── Data listing ──

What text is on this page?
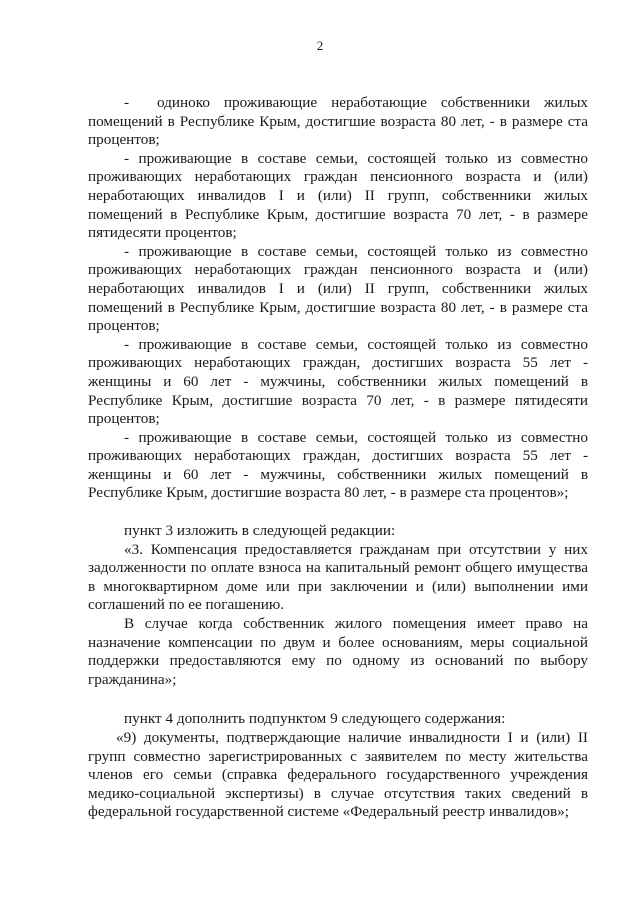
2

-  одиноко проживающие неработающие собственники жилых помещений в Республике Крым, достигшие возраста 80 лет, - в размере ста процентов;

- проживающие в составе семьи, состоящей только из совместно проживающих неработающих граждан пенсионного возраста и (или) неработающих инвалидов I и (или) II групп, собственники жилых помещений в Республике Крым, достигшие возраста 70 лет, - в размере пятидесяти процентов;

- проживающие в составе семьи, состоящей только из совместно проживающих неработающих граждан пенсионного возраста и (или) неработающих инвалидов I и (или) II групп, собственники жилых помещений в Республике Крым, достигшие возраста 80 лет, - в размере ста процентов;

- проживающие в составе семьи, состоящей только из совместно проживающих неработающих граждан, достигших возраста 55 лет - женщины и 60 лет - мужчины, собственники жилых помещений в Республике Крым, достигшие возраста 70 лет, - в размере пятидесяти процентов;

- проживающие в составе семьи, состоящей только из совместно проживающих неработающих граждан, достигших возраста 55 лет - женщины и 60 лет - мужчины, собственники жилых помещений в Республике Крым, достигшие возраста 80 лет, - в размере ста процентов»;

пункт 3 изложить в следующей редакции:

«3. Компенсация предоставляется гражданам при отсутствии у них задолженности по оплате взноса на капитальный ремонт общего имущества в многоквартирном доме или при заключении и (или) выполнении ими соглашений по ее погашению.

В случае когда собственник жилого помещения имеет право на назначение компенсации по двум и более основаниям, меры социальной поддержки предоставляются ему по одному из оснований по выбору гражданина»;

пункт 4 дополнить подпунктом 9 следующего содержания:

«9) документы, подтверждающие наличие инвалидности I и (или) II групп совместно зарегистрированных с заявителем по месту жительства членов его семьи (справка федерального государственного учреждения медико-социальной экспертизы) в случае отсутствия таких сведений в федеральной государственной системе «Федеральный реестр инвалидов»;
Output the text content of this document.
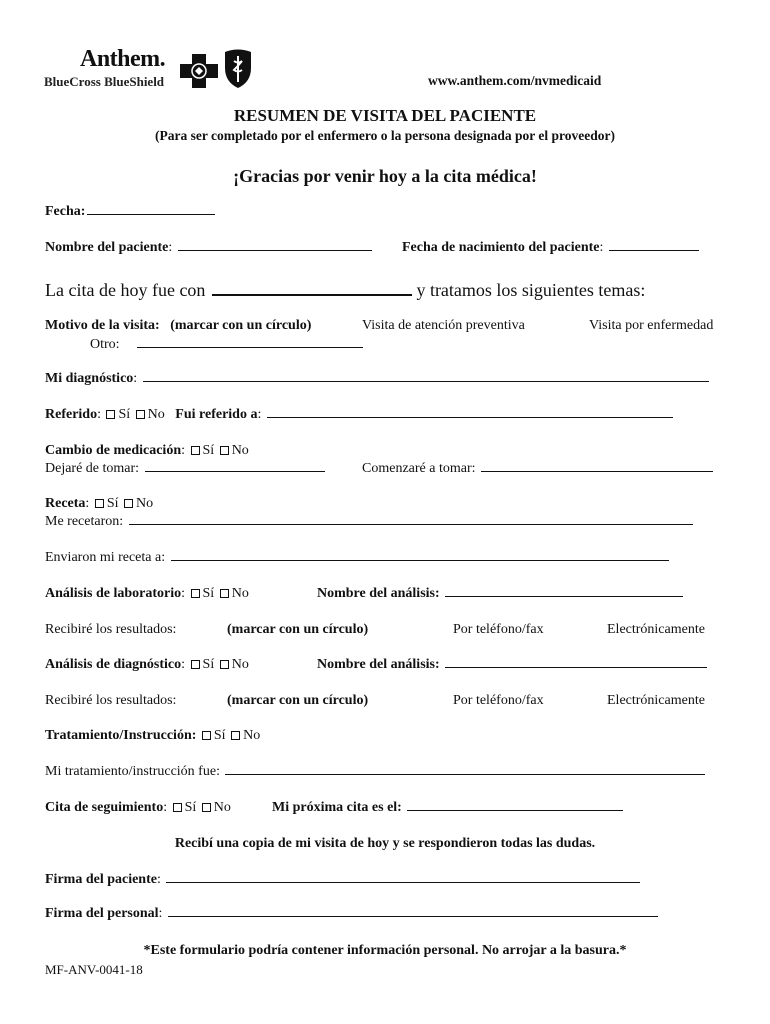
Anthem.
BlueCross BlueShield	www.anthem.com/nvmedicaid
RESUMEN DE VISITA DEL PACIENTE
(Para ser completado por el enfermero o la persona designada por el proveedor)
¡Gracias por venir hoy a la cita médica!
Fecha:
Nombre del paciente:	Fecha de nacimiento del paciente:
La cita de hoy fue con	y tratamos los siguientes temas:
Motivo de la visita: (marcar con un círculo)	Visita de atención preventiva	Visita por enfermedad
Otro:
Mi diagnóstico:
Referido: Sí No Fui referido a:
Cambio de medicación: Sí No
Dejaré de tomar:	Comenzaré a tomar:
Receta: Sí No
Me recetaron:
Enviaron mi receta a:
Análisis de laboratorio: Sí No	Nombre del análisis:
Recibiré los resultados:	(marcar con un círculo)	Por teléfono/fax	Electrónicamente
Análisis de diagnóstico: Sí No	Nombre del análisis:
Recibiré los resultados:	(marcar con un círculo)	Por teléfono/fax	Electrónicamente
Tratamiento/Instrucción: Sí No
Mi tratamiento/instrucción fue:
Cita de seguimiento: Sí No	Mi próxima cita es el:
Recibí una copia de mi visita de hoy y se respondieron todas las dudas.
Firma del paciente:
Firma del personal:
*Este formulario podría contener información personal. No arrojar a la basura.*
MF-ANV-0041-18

───

What the task requires: Quote precisely the lines of the data from the line containing "Output the text content of this document." through its final line, both included, excluding pictures.

Answer below:
Output the text content of this document.
Anthem.
BlueCross BlueShield	www.anthem.com/nvmedicaid
RESUMEN DE VISITA DEL PACIENTE
(Para ser completado por el enfermero o la persona designada por el proveedor)
¡Gracias por venir hoy a la cita médica!
Fecha:
Nombre del paciente:	Fecha de nacimiento del paciente:
La cita de hoy fue con	y tratamos los siguientes temas:
Motivo de la visita: (marcar con un círculo)	Visita de atención preventiva	Visita por enfermedad
Otro:
Mi diagnóstico:
Referido: Sí No Fui referido a:
Cambio de medicación: Sí No
Dejaré de tomar:	Comenzaré a tomar:
Receta: Sí No
Me recetaron:
Enviaron mi receta a:
Análisis de laboratorio: Sí No	Nombre del análisis:
Recibiré los resultados:	(marcar con un círculo)	Por teléfono/fax	Electrónicamente
Análisis de diagnóstico: Sí No	Nombre del análisis:
Recibiré los resultados:	(marcar con un círculo)	Por teléfono/fax	Electrónicamente
Tratamiento/Instrucción: Sí No
Mi tratamiento/instrucción fue:
Cita de seguimiento: Sí No	Mi próxima cita es el:
Recibí una copia de mi visita de hoy y se respondieron todas las dudas.
Firma del paciente:
Firma del personal:
*Este formulario podría contener información personal. No arrojar a la basura.*
MF-ANV-0041-18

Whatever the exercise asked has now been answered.